■ **Set exercise**
Write the data below out exactly as it stands. Do not include the pictures.

■ **Task inputs**
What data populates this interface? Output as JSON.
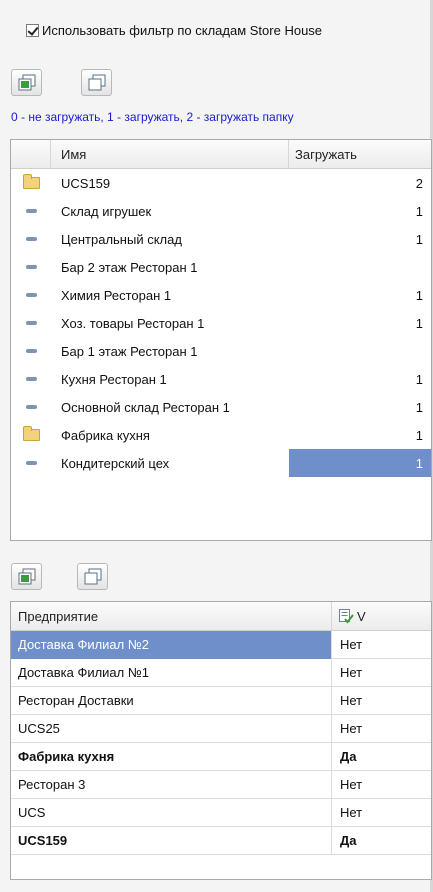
{
  "filter": {
    "checked": true,
    "label": "Использовать фильтр по складам Store House"
  },
  "hint": "0 - не загружать, 1 - загружать, 2 - загружать папку",
  "warehouses": {
    "columns": {
      "name": "Имя",
      "load": "Загружать"
    },
    "rows": [
      {
        "type": "folder",
        "name": "UCS159",
        "load": "2"
      },
      {
        "type": "item",
        "name": "Склад игрушек",
        "load": "1"
      },
      {
        "type": "item",
        "name": "Центральный склад",
        "load": "1"
      },
      {
        "type": "item",
        "name": "Бар 2 этаж Ресторан 1",
        "load": ""
      },
      {
        "type": "item",
        "name": "Химия Ресторан 1",
        "load": "1"
      },
      {
        "type": "item",
        "name": "Хоз. товары Ресторан 1",
        "load": "1"
      },
      {
        "type": "item",
        "name": "Бар 1 этаж Ресторан 1",
        "load": ""
      },
      {
        "type": "item",
        "name": "Кухня Ресторан 1",
        "load": "1"
      },
      {
        "type": "item",
        "name": "Основной склад Ресторан 1",
        "load": "1"
      },
      {
        "type": "folder",
        "name": "Фабрика кухня",
        "load": "1"
      },
      {
        "type": "item",
        "name": "Кондитерский цех",
        "load": "1",
        "selected": "value"
      }
    ]
  },
  "enterprises": {
    "columns": {
      "name": "Предприятие",
      "v": "V"
    },
    "rows": [
      {
        "name": "Доставка Филиал №2",
        "v": "Нет",
        "bold": false,
        "selected": "name"
      },
      {
        "name": "Доставка Филиал №1",
        "v": "Нет",
        "bold": false
      },
      {
        "name": "Ресторан Доставки",
        "v": "Нет",
        "bold": false
      },
      {
        "name": "UCS25",
        "v": "Нет",
        "bold": false
      },
      {
        "name": "Фабрика кухня",
        "v": "Да",
        "bold": true
      },
      {
        "name": "Ресторан 3",
        "v": "Нет",
        "bold": false
      },
      {
        "name": "UCS",
        "v": "Нет",
        "bold": false
      },
      {
        "name": "UCS159",
        "v": "Да",
        "bold": true
      }
    ]
  }
}
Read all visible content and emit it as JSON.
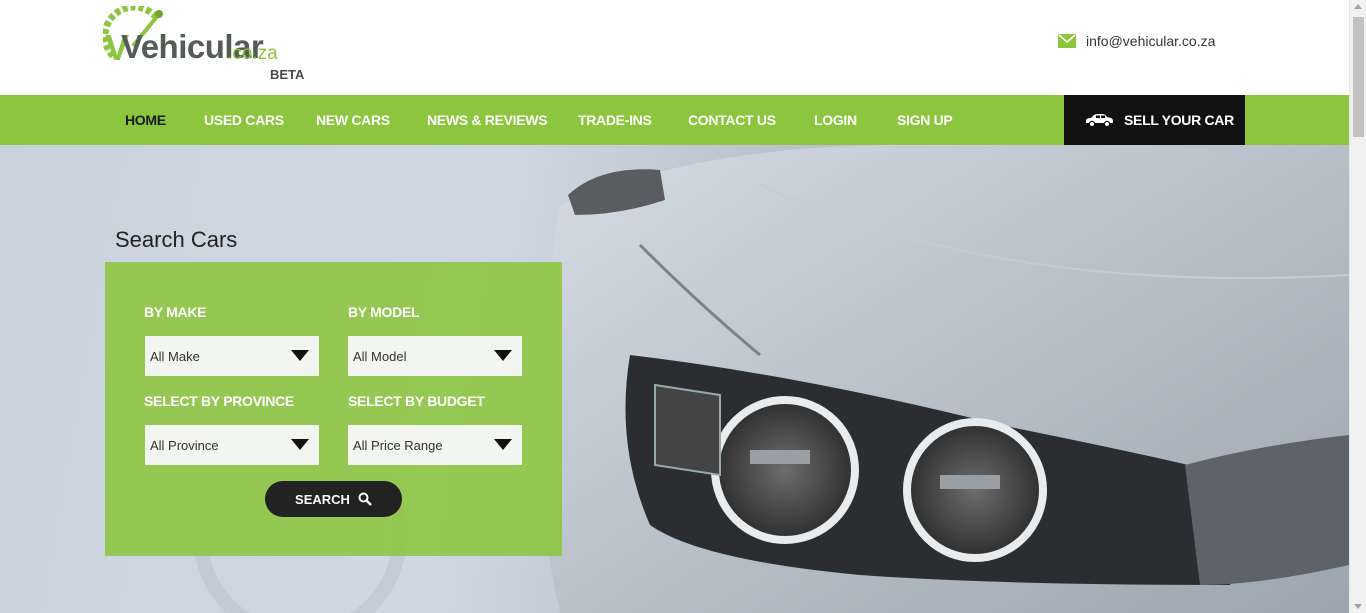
{
  "brand": {
    "logo_text": "Vehicular",
    "logo_domain": ".co.za",
    "beta_label": "BETA",
    "accent_color": "#8cc63f"
  },
  "contact": {
    "email": "info@vehicular.co.za",
    "icon": "envelope-icon"
  },
  "nav": {
    "items": [
      {
        "label": "HOME",
        "active": true
      },
      {
        "label": "USED CARS"
      },
      {
        "label": "NEW CARS"
      },
      {
        "label": "NEWS & REVIEWS"
      },
      {
        "label": "TRADE-INS"
      },
      {
        "label": "CONTACT US"
      },
      {
        "label": "LOGIN"
      },
      {
        "label": "SIGN UP"
      }
    ],
    "sell_label": "SELL YOUR CAR",
    "sell_icon": "car-icon"
  },
  "search": {
    "title": "Search Cars",
    "make_label": "BY MAKE",
    "make_value": "All Make",
    "model_label": "BY MODEL",
    "model_value": "All Model",
    "province_label": "SELECT BY PROVINCE",
    "province_value": "All Province",
    "budget_label": "SELECT BY BUDGET",
    "budget_value": "All Price Range",
    "button_label": "SEARCH",
    "button_icon": "search-icon"
  }
}
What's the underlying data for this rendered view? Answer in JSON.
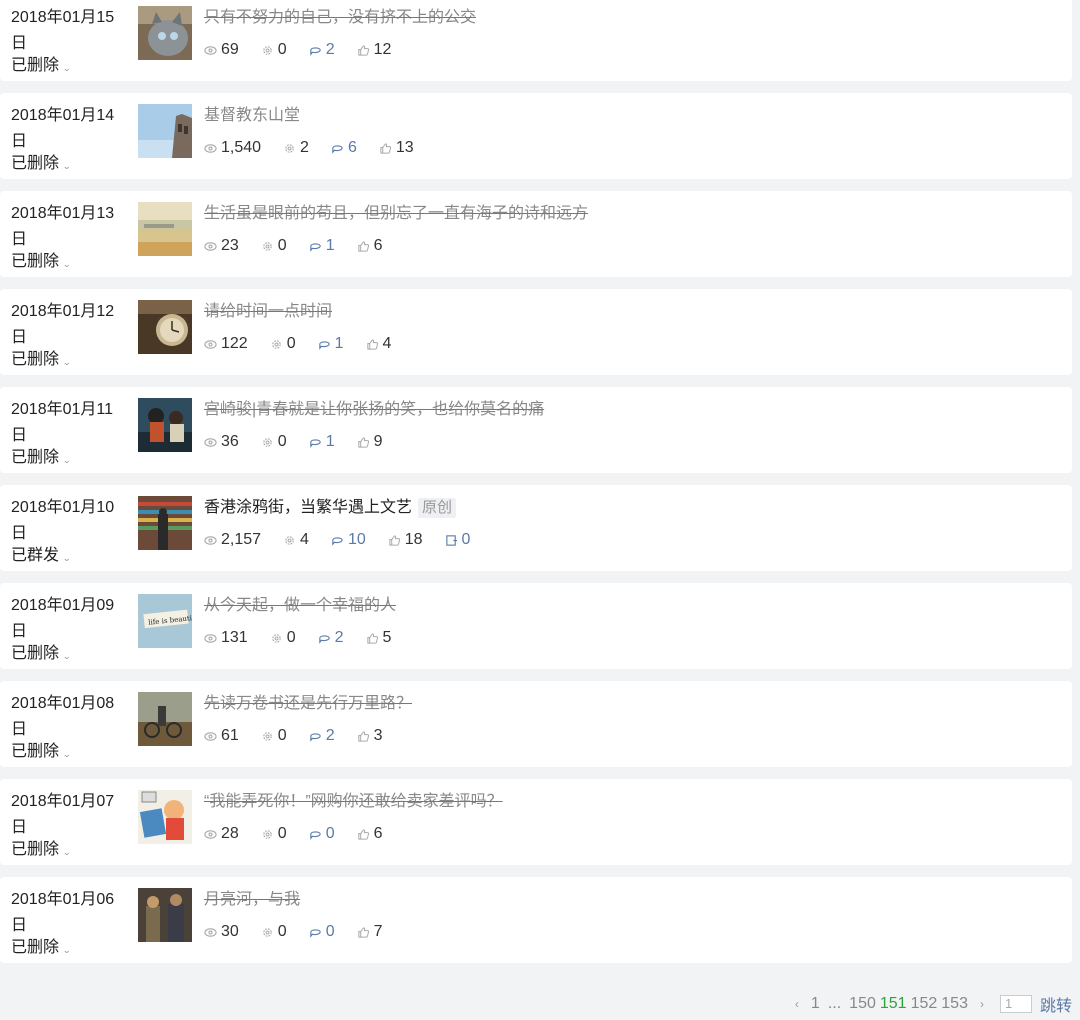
{
  "articles": [
    {
      "date": "2018年01月15日",
      "status": "已删除",
      "title": "只有不努力的自己，没有挤不上的公交",
      "deleted": true,
      "views": "69",
      "shares": "0",
      "comments": "2",
      "likes": "12",
      "thumb": "cat"
    },
    {
      "date": "2018年01月14日",
      "status": "已删除",
      "title": "基督教东山堂",
      "deleted": false,
      "views": "1,540",
      "shares": "2",
      "comments": "6",
      "likes": "13",
      "thumb": "church"
    },
    {
      "date": "2018年01月13日",
      "status": "已删除",
      "title": "生活虽是眼前的苟且，但别忘了一直有海子的诗和远方",
      "deleted": true,
      "views": "23",
      "shares": "0",
      "comments": "1",
      "likes": "6",
      "thumb": "beach"
    },
    {
      "date": "2018年01月12日",
      "status": "已删除",
      "title": "请给时间一点时间",
      "deleted": true,
      "views": "122",
      "shares": "0",
      "comments": "1",
      "likes": "4",
      "thumb": "clock"
    },
    {
      "date": "2018年01月11日",
      "status": "已删除",
      "title": "宫崎骏|青春就是让你张扬的笑，也给你莫名的痛",
      "deleted": true,
      "views": "36",
      "shares": "0",
      "comments": "1",
      "likes": "9",
      "thumb": "anime"
    },
    {
      "date": "2018年01月10日",
      "status": "已群发",
      "title": "香港涂鸦街，当繁华遇上文艺",
      "tag": "原创",
      "deleted": false,
      "live": true,
      "views": "2,157",
      "shares": "4",
      "comments": "10",
      "likes": "18",
      "reposts": "0",
      "thumb": "street"
    },
    {
      "date": "2018年01月09日",
      "status": "已删除",
      "title": "从今天起，做一个幸福的人",
      "deleted": true,
      "views": "131",
      "shares": "0",
      "comments": "2",
      "likes": "5",
      "thumb": "text"
    },
    {
      "date": "2018年01月08日",
      "status": "已删除",
      "title": "先读万卷书还是先行万里路？",
      "deleted": true,
      "views": "61",
      "shares": "0",
      "comments": "2",
      "likes": "3",
      "thumb": "bike"
    },
    {
      "date": "2018年01月07日",
      "status": "已删除",
      "title": "“我能弄死你！”网购你还敢给卖家差评吗？",
      "deleted": true,
      "views": "28",
      "shares": "0",
      "comments": "0",
      "likes": "6",
      "thumb": "cartoon"
    },
    {
      "date": "2018年01月06日",
      "status": "已删除",
      "title": "月亮河，与我",
      "deleted": true,
      "views": "30",
      "shares": "0",
      "comments": "0",
      "likes": "7",
      "thumb": "film"
    }
  ],
  "pagination": {
    "prev": "‹",
    "first": "1",
    "ellipsis": "...",
    "pages": [
      "150",
      "151",
      "152",
      "153"
    ],
    "current": "151",
    "next": "›",
    "input_value": "1",
    "jump_label": "跳转"
  }
}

■ **Final answer**
What data populates this interface? Output as JSON.
{
  "filter": {
    "checked": true,
    "label": "Использовать фильтр по складам Store House"
  },
  "hint": "0 - не загружать, 1 - загружать, 2 - загружать папку",
  "warehouses": {
    "columns": {
      "name": "Имя",
      "load": "Загружать"
    },
    "rows": [
      {
        "type": "folder",
        "name": "UCS159",
        "load": "2"
      },
      {
        "type": "item",
        "name": "Склад игрушек",
        "load": "1"
      },
      {
        "type": "item",
        "name": "Центральный склад",
        "load": "1"
      },
      {
        "type": "item",
        "name": "Бар 2 этаж Ресторан 1",
        "load": ""
      },
      {
        "type": "item",
        "name": "Химия Ресторан 1",
        "load": "1"
      },
      {
        "type": "item",
        "name": "Хоз. товары Ресторан 1",
        "load": "1"
      },
      {
        "type": "item",
        "name": "Бар 1 этаж Ресторан 1",
        "load": ""
      },
      {
        "type": "item",
        "name": "Кухня Ресторан 1",
        "load": "1"
      },
      {
        "type": "item",
        "name": "Основной склад Ресторан 1",
        "load": "1"
      },
      {
        "type": "folder",
        "name": "Фабрика кухня",
        "load": "1"
      },
      {
        "type": "item",
        "name": "Кондитерский цех",
        "load": "1",
        "selected": "value"
      }
    ]
  },
  "enterprises": {
    "columns": {
      "name": "Предприятие",
      "v": "V"
    },
    "rows": [
      {
        "name": "Доставка Филиал №2",
        "v": "Нет",
        "bold": false,
        "selected": "name"
      },
      {
        "name": "Доставка Филиал №1",
        "v": "Нет",
        "bold": false
      },
      {
        "name": "Ресторан Доставки",
        "v": "Нет",
        "bold": false
      },
      {
        "name": "UCS25",
        "v": "Нет",
        "bold": false
      },
      {
        "name": "Фабрика кухня",
        "v": "Да",
        "bold": true
      },
      {
        "name": "Ресторан 3",
        "v": "Нет",
        "bold": false
      },
      {
        "name": "UCS",
        "v": "Нет",
        "bold": false
      },
      {
        "name": "UCS159",
        "v": "Да",
        "bold": true
      }
    ]
  }
}
Read all visible content and emit it as JSON.
{
  "brand": {
    "logo_text": "Vehicular",
    "logo_domain": ".co.za",
    "beta_label": "BETA",
    "accent_color": "#8cc63f"
  },
  "contact": {
    "email": "info@vehicular.co.za",
    "icon": "envelope-icon"
  },
  "nav": {
    "items": [
      {
        "label": "HOME",
        "active": true
      },
      {
        "label": "USED CARS"
      },
      {
        "label": "NEW CARS"
      },
      {
        "label": "NEWS & REVIEWS"
      },
      {
        "label": "TRADE-INS"
      },
      {
        "label": "CONTACT US"
      },
      {
        "label": "LOGIN"
      },
      {
        "label": "SIGN UP"
      }
    ],
    "sell_label": "SELL YOUR CAR",
    "sell_icon": "car-icon"
  },
  "search": {
    "title": "Search Cars",
    "make_label": "BY MAKE",
    "make_value": "All Make",
    "model_label": "BY MODEL",
    "model_value": "All Model",
    "province_label": "SELECT BY PROVINCE",
    "province_value": "All Province",
    "budget_label": "SELECT BY BUDGET",
    "budget_value": "All Price Range",
    "button_label": "SEARCH",
    "button_icon": "search-icon"
  }
}
What's the underlying data for this rendered view? Answer in JSON.
{
  "articles": [
    {
      "date": "2018年01月15日",
      "status": "已删除",
      "title": "只有不努力的自己，没有挤不上的公交",
      "deleted": true,
      "views": "69",
      "shares": "0",
      "comments": "2",
      "likes": "12",
      "thumb": "cat"
    },
    {
      "date": "2018年01月14日",
      "status": "已删除",
      "title": "基督教东山堂",
      "deleted": false,
      "views": "1,540",
      "shares": "2",
      "comments": "6",
      "likes": "13",
      "thumb": "church"
    },
    {
      "date": "2018年01月13日",
      "status": "已删除",
      "title": "生活虽是眼前的苟且，但别忘了一直有海子的诗和远方",
      "deleted": true,
      "views": "23",
      "shares": "0",
      "comments": "1",
      "likes": "6",
      "thumb": "beach"
    },
    {
      "date": "2018年01月12日",
      "status": "已删除",
      "title": "请给时间一点时间",
      "deleted": true,
      "views": "122",
      "shares": "0",
      "comments": "1",
      "likes": "4",
      "thumb": "clock"
    },
    {
      "date": "2018年01月11日",
      "status": "已删除",
      "title": "宫崎骏|青春就是让你张扬的笑，也给你莫名的痛",
      "deleted": true,
      "views": "36",
      "shares": "0",
      "comments": "1",
      "likes": "9",
      "thumb": "anime"
    },
    {
      "date": "2018年01月10日",
      "status": "已群发",
      "title": "香港涂鸦街，当繁华遇上文艺",
      "tag": "原创",
      "deleted": false,
      "live": true,
      "views": "2,157",
      "shares": "4",
      "comments": "10",
      "likes": "18",
      "reposts": "0",
      "thumb": "street"
    },
    {
      "date": "2018年01月09日",
      "status": "已删除",
      "title": "从今天起，做一个幸福的人",
      "deleted": true,
      "views": "131",
      "shares": "0",
      "comments": "2",
      "likes": "5",
      "thumb": "text"
    },
    {
      "date": "2018年01月08日",
      "status": "已删除",
      "title": "先读万卷书还是先行万里路？",
      "deleted": true,
      "views": "61",
      "shares": "0",
      "comments": "2",
      "likes": "3",
      "thumb": "bike"
    },
    {
      "date": "2018年01月07日",
      "status": "已删除",
      "title": "“我能弄死你！”网购你还敢给卖家差评吗？",
      "deleted": true,
      "views": "28",
      "shares": "0",
      "comments": "0",
      "likes": "6",
      "thumb": "cartoon"
    },
    {
      "date": "2018年01月06日",
      "status": "已删除",
      "title": "月亮河，与我",
      "deleted": true,
      "views": "30",
      "shares": "0",
      "comments": "0",
      "likes": "7",
      "thumb": "film"
    }
  ],
  "pagination": {
    "prev": "‹",
    "first": "1",
    "ellipsis": "...",
    "pages": [
      "150",
      "151",
      "152",
      "153"
    ],
    "current": "151",
    "next": "›",
    "input_value": "1",
    "jump_label": "跳转"
  }
}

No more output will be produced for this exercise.